WHAT TO WORK ON.
Check every line below for the word "прохождения" and copy the ones that have it.

[Records from a dataset]
+---+

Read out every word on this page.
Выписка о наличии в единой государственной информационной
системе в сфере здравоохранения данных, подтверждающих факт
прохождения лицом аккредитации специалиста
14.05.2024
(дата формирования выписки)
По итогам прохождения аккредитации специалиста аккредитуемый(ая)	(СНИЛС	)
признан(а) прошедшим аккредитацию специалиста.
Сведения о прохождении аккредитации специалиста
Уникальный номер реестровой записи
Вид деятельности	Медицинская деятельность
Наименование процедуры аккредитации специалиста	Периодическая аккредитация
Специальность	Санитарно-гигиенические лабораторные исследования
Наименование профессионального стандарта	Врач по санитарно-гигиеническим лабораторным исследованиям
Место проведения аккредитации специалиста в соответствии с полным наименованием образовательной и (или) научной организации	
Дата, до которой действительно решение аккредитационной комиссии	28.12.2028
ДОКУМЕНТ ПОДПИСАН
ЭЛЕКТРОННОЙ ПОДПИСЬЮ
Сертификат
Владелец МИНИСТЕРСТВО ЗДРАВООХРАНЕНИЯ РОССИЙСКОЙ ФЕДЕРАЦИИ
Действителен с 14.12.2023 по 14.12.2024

+---+

SOLVED PROBLEM.
прохождения лицом аккредитации специалиста
По итогам прохождения аккредитации специалиста аккредитуемый(ая)	(СНИЛС	)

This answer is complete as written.